(Figure content listings)
- - -

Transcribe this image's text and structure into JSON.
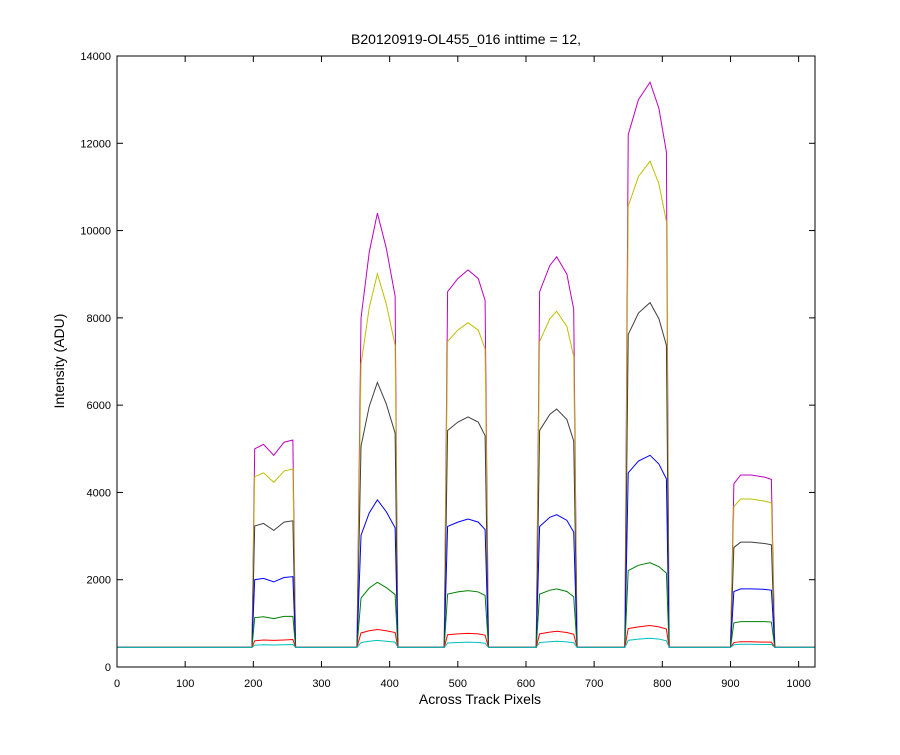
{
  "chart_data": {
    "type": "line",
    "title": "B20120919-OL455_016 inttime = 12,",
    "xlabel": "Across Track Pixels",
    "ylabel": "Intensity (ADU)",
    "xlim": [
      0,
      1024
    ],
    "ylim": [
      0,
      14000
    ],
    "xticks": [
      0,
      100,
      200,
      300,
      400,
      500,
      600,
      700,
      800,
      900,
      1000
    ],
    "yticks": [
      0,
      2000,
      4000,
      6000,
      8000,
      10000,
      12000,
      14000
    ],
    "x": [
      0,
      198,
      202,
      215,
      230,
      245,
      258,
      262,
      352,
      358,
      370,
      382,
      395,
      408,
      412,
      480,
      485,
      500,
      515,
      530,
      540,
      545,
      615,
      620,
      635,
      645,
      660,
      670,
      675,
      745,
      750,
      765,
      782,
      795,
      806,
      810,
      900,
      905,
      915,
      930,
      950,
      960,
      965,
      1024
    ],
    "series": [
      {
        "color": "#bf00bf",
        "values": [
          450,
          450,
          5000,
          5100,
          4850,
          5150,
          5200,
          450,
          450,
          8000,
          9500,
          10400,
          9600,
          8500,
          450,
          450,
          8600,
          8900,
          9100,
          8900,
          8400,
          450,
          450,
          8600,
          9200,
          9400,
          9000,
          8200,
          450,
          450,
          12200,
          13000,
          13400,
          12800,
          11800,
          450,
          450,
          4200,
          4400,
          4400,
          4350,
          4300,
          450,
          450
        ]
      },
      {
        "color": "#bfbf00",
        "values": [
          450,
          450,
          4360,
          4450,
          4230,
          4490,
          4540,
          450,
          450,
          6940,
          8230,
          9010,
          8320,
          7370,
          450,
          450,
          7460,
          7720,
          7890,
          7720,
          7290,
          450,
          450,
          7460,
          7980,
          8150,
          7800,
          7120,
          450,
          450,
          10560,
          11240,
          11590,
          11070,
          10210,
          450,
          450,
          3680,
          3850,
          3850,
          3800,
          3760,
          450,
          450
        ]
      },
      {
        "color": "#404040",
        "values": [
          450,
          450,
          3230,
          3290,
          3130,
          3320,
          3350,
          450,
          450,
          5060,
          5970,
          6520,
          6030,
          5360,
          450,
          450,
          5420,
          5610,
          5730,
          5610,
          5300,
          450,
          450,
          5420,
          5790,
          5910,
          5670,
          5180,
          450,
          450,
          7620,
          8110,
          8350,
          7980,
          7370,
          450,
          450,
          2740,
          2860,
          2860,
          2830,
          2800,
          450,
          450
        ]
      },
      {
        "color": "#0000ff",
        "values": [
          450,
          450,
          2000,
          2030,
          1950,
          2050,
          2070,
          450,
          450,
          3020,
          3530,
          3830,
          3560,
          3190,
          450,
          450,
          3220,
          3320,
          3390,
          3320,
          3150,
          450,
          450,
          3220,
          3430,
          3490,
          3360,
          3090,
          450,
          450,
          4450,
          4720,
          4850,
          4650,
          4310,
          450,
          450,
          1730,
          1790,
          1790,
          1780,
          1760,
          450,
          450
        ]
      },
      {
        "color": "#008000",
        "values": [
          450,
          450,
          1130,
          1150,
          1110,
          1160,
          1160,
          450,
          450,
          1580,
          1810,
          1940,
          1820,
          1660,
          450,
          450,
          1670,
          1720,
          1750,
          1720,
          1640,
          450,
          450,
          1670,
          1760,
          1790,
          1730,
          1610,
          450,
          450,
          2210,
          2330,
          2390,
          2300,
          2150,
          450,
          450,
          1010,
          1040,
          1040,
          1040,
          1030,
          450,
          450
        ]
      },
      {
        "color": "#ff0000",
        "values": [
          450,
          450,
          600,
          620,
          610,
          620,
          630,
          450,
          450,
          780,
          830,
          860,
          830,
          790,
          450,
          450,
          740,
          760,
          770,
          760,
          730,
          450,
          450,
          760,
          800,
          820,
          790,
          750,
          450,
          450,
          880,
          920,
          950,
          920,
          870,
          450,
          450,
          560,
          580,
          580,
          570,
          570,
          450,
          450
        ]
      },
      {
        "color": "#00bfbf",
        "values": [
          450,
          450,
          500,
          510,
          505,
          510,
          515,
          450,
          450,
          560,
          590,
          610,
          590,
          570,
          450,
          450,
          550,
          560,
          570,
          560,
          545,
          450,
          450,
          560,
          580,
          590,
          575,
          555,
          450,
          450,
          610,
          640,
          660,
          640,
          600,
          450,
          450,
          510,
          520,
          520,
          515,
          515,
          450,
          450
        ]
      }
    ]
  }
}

- - -

■ WORK TO DO
Drop the images and quote the entries word for word.

■ COMPLETE ANSWER
Transcribe this image's text and structure into JSON.
{
  "chart_data": {
    "type": "line",
    "title": "B20120919-OL455_016 inttime = 12,",
    "xlabel": "Across Track Pixels",
    "ylabel": "Intensity (ADU)",
    "xlim": [
      0,
      1024
    ],
    "ylim": [
      0,
      14000
    ],
    "xticks": [
      0,
      100,
      200,
      300,
      400,
      500,
      600,
      700,
      800,
      900,
      1000
    ],
    "yticks": [
      0,
      2000,
      4000,
      6000,
      8000,
      10000,
      12000,
      14000
    ],
    "x": [
      0,
      198,
      202,
      215,
      230,
      245,
      258,
      262,
      352,
      358,
      370,
      382,
      395,
      408,
      412,
      480,
      485,
      500,
      515,
      530,
      540,
      545,
      615,
      620,
      635,
      645,
      660,
      670,
      675,
      745,
      750,
      765,
      782,
      795,
      806,
      810,
      900,
      905,
      915,
      930,
      950,
      960,
      965,
      1024
    ],
    "series": [
      {
        "color": "#bf00bf",
        "values": [
          450,
          450,
          5000,
          5100,
          4850,
          5150,
          5200,
          450,
          450,
          8000,
          9500,
          10400,
          9600,
          8500,
          450,
          450,
          8600,
          8900,
          9100,
          8900,
          8400,
          450,
          450,
          8600,
          9200,
          9400,
          9000,
          8200,
          450,
          450,
          12200,
          13000,
          13400,
          12800,
          11800,
          450,
          450,
          4200,
          4400,
          4400,
          4350,
          4300,
          450,
          450
        ]
      },
      {
        "color": "#bfbf00",
        "values": [
          450,
          450,
          4360,
          4450,
          4230,
          4490,
          4540,
          450,
          450,
          6940,
          8230,
          9010,
          8320,
          7370,
          450,
          450,
          7460,
          7720,
          7890,
          7720,
          7290,
          450,
          450,
          7460,
          7980,
          8150,
          7800,
          7120,
          450,
          450,
          10560,
          11240,
          11590,
          11070,
          10210,
          450,
          450,
          3680,
          3850,
          3850,
          3800,
          3760,
          450,
          450
        ]
      },
      {
        "color": "#404040",
        "values": [
          450,
          450,
          3230,
          3290,
          3130,
          3320,
          3350,
          450,
          450,
          5060,
          5970,
          6520,
          6030,
          5360,
          450,
          450,
          5420,
          5610,
          5730,
          5610,
          5300,
          450,
          450,
          5420,
          5790,
          5910,
          5670,
          5180,
          450,
          450,
          7620,
          8110,
          8350,
          7980,
          7370,
          450,
          450,
          2740,
          2860,
          2860,
          2830,
          2800,
          450,
          450
        ]
      },
      {
        "color": "#0000ff",
        "values": [
          450,
          450,
          2000,
          2030,
          1950,
          2050,
          2070,
          450,
          450,
          3020,
          3530,
          3830,
          3560,
          3190,
          450,
          450,
          3220,
          3320,
          3390,
          3320,
          3150,
          450,
          450,
          3220,
          3430,
          3490,
          3360,
          3090,
          450,
          450,
          4450,
          4720,
          4850,
          4650,
          4310,
          450,
          450,
          1730,
          1790,
          1790,
          1780,
          1760,
          450,
          450
        ]
      },
      {
        "color": "#008000",
        "values": [
          450,
          450,
          1130,
          1150,
          1110,
          1160,
          1160,
          450,
          450,
          1580,
          1810,
          1940,
          1820,
          1660,
          450,
          450,
          1670,
          1720,
          1750,
          1720,
          1640,
          450,
          450,
          1670,
          1760,
          1790,
          1730,
          1610,
          450,
          450,
          2210,
          2330,
          2390,
          2300,
          2150,
          450,
          450,
          1010,
          1040,
          1040,
          1040,
          1030,
          450,
          450
        ]
      },
      {
        "color": "#ff0000",
        "values": [
          450,
          450,
          600,
          620,
          610,
          620,
          630,
          450,
          450,
          780,
          830,
          860,
          830,
          790,
          450,
          450,
          740,
          760,
          770,
          760,
          730,
          450,
          450,
          760,
          800,
          820,
          790,
          750,
          450,
          450,
          880,
          920,
          950,
          920,
          870,
          450,
          450,
          560,
          580,
          580,
          570,
          570,
          450,
          450
        ]
      },
      {
        "color": "#00bfbf",
        "values": [
          450,
          450,
          500,
          510,
          505,
          510,
          515,
          450,
          450,
          560,
          590,
          610,
          590,
          570,
          450,
          450,
          550,
          560,
          570,
          560,
          545,
          450,
          450,
          560,
          580,
          590,
          575,
          555,
          450,
          450,
          610,
          640,
          660,
          640,
          600,
          450,
          450,
          510,
          520,
          520,
          515,
          515,
          450,
          450
        ]
      }
    ]
  }
}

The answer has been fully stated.